> _Stated problem_:
Copy all lines below exactly as written. Leave pictures out.

> _Listing_:
#####

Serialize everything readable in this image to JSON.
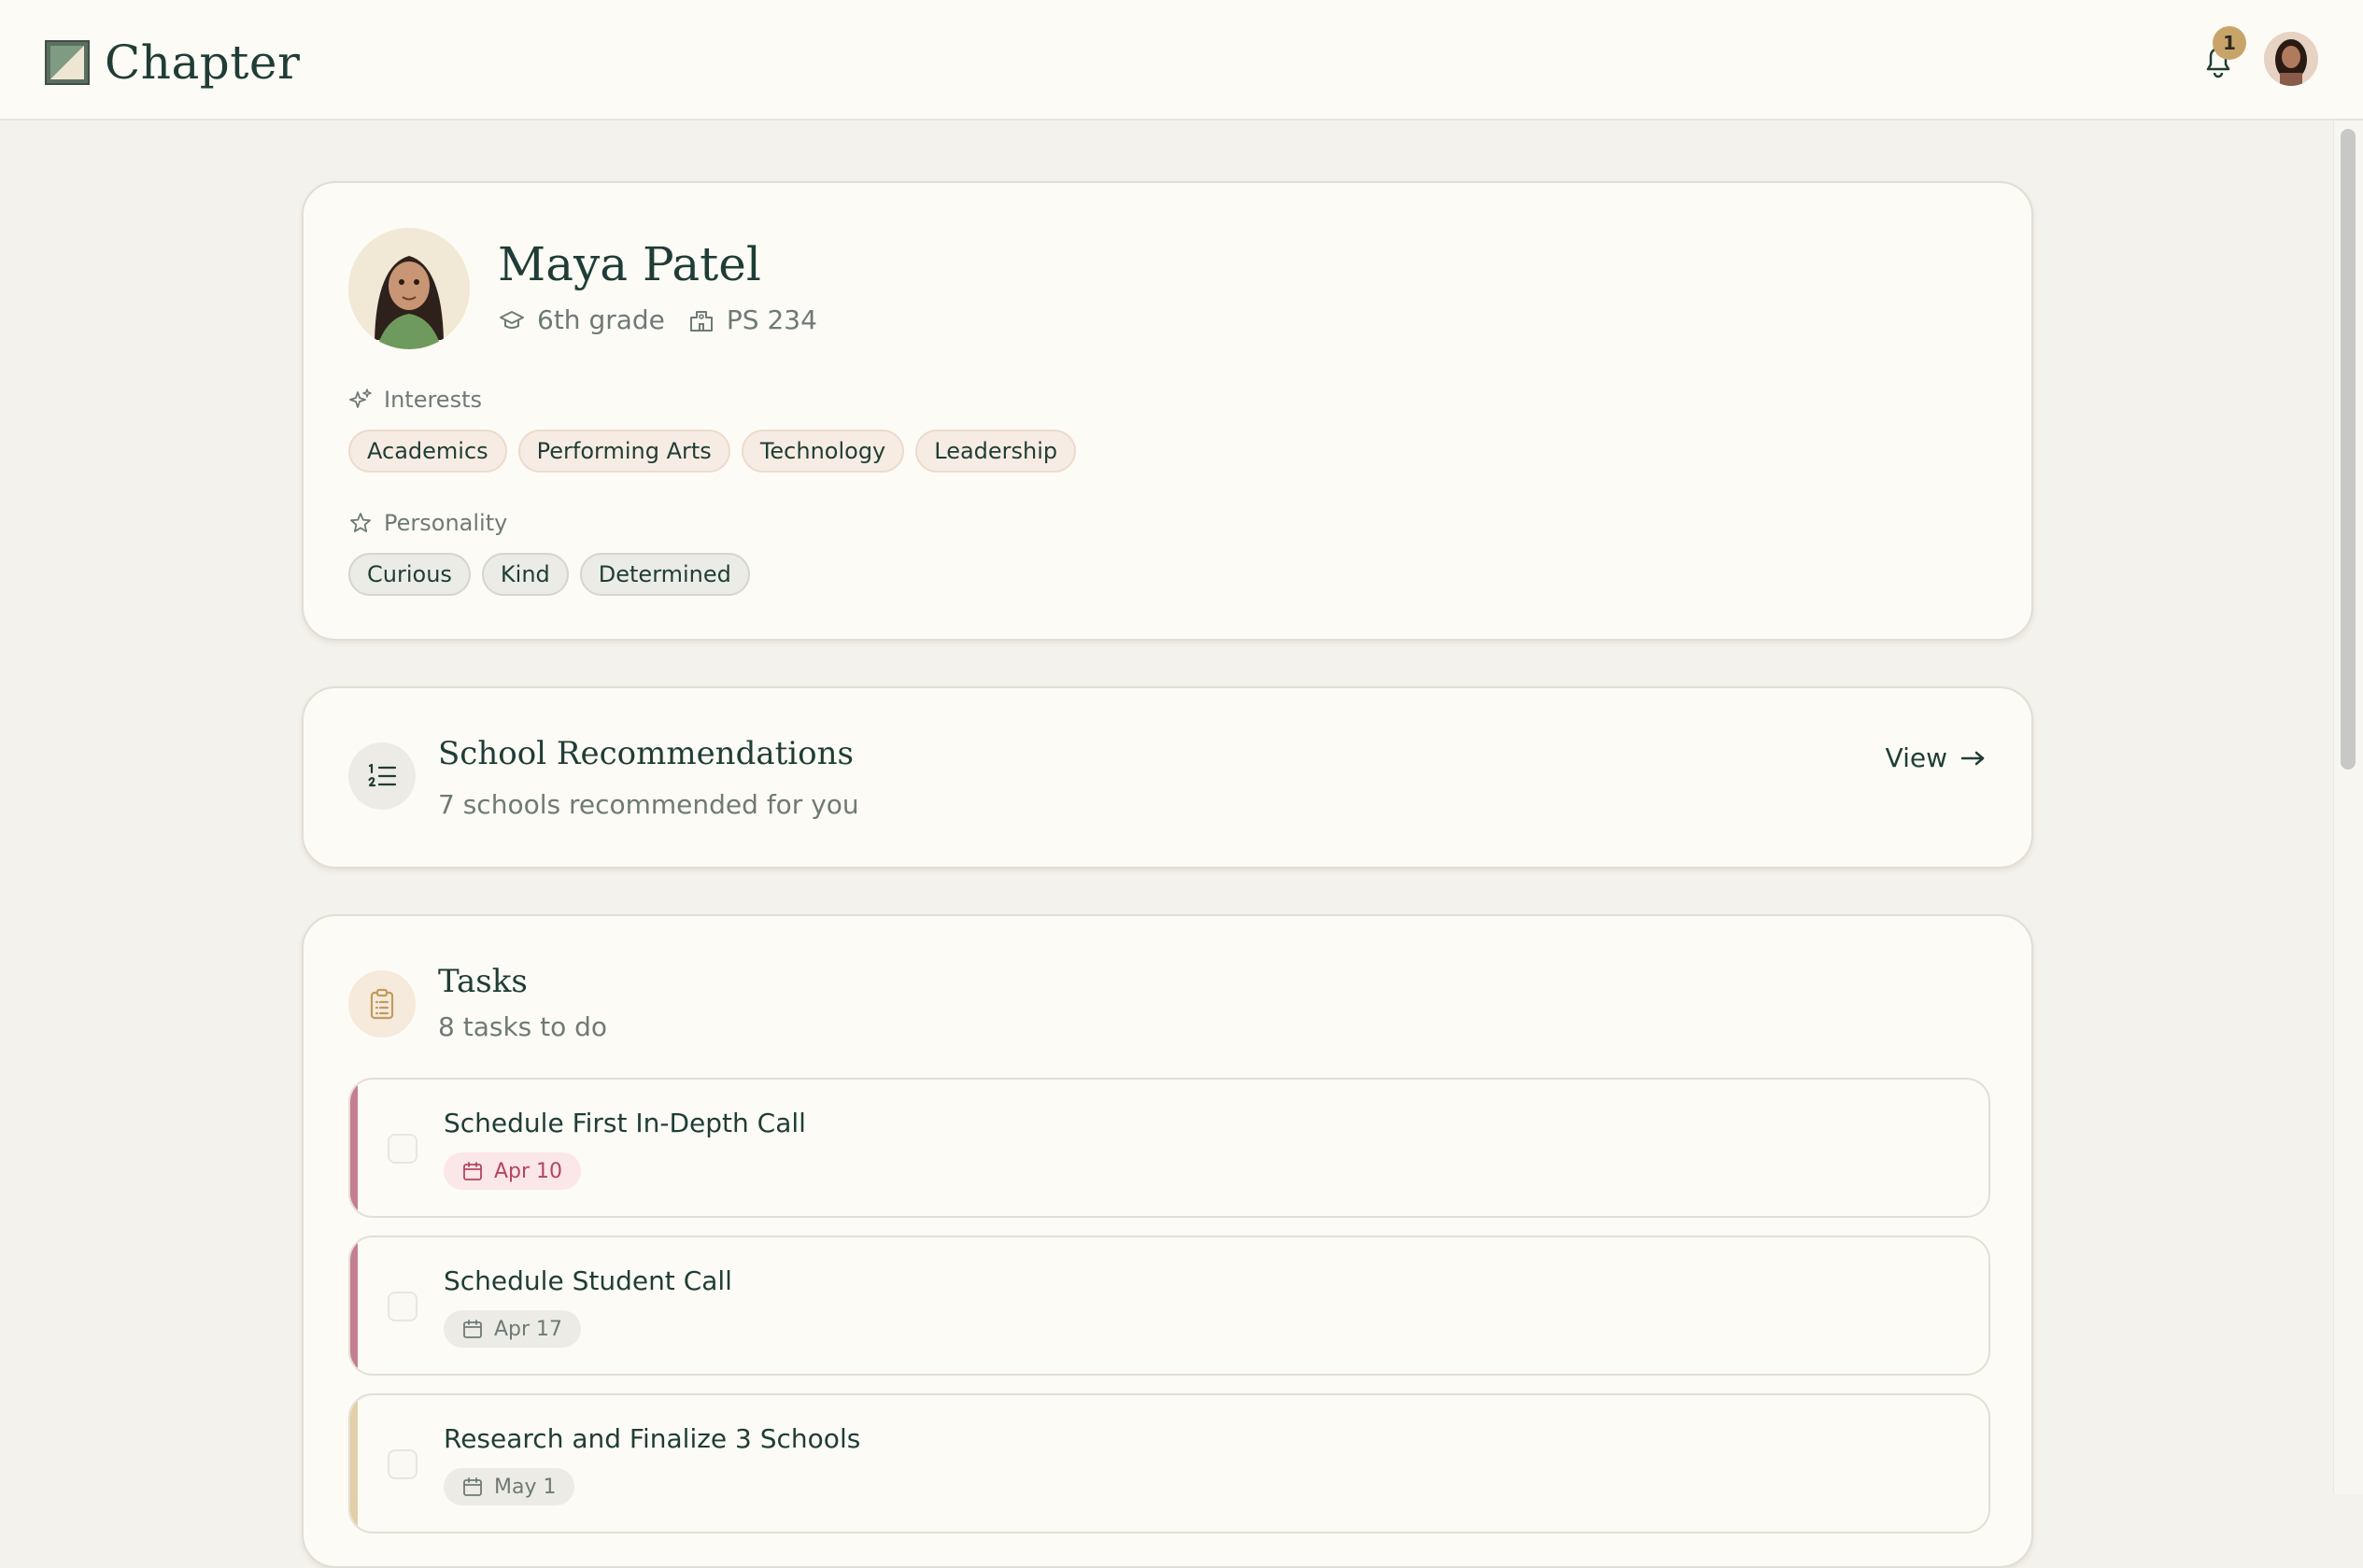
{
  "app": {
    "name": "Chapter",
    "notification_count": "1"
  },
  "student": {
    "name": "Maya Patel",
    "grade": "6th grade",
    "school": "PS 234",
    "interests_label": "Interests",
    "interests": [
      "Academics",
      "Performing Arts",
      "Technology",
      "Leadership"
    ],
    "personality_label": "Personality",
    "personality": [
      "Curious",
      "Kind",
      "Determined"
    ]
  },
  "recommendations": {
    "title": "School Recommendations",
    "subtitle": "7 schools recommended for you",
    "view_label": "View"
  },
  "tasks": {
    "title": "Tasks",
    "subtitle": "8 tasks to do",
    "items": [
      {
        "title": "Schedule First In-Depth Call",
        "due": "Apr 10",
        "accent": "#c47f8f",
        "due_color": "#b3465e",
        "due_bg": "#fbe6e8"
      },
      {
        "title": "Schedule Student Call",
        "due": "Apr 17",
        "accent": "#c47f8f",
        "due_color": "#6e7a76",
        "due_bg": "#ecebe5"
      },
      {
        "title": "Research and Finalize 3 Schools",
        "due": "May 1",
        "accent": "#e2cfaa",
        "due_color": "#6e7a76",
        "due_bg": "#ecebe5"
      }
    ]
  },
  "colors": {
    "brand": "#1f3d36",
    "badge": "#c9a46a",
    "background": "#f4f2ec"
  }
}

#####

> _The answer_:
Serialize everything readable in this image to JSON.
{
  "app": {
    "name": "Chapter",
    "notification_count": "1"
  },
  "student": {
    "name": "Maya Patel",
    "grade": "6th grade",
    "school": "PS 234",
    "interests_label": "Interests",
    "interests": [
      "Academics",
      "Performing Arts",
      "Technology",
      "Leadership"
    ],
    "personality_label": "Personality",
    "personality": [
      "Curious",
      "Kind",
      "Determined"
    ]
  },
  "recommendations": {
    "title": "School Recommendations",
    "subtitle": "7 schools recommended for you",
    "view_label": "View"
  },
  "tasks": {
    "title": "Tasks",
    "subtitle": "8 tasks to do",
    "items": [
      {
        "title": "Schedule First In-Depth Call",
        "due": "Apr 10",
        "accent": "#c47f8f",
        "due_color": "#b3465e",
        "due_bg": "#fbe6e8"
      },
      {
        "title": "Schedule Student Call",
        "due": "Apr 17",
        "accent": "#c47f8f",
        "due_color": "#6e7a76",
        "due_bg": "#ecebe5"
      },
      {
        "title": "Research and Finalize 3 Schools",
        "due": "May 1",
        "accent": "#e2cfaa",
        "due_color": "#6e7a76",
        "due_bg": "#ecebe5"
      }
    ]
  },
  "colors": {
    "brand": "#1f3d36",
    "badge": "#c9a46a",
    "background": "#f4f2ec"
  }
}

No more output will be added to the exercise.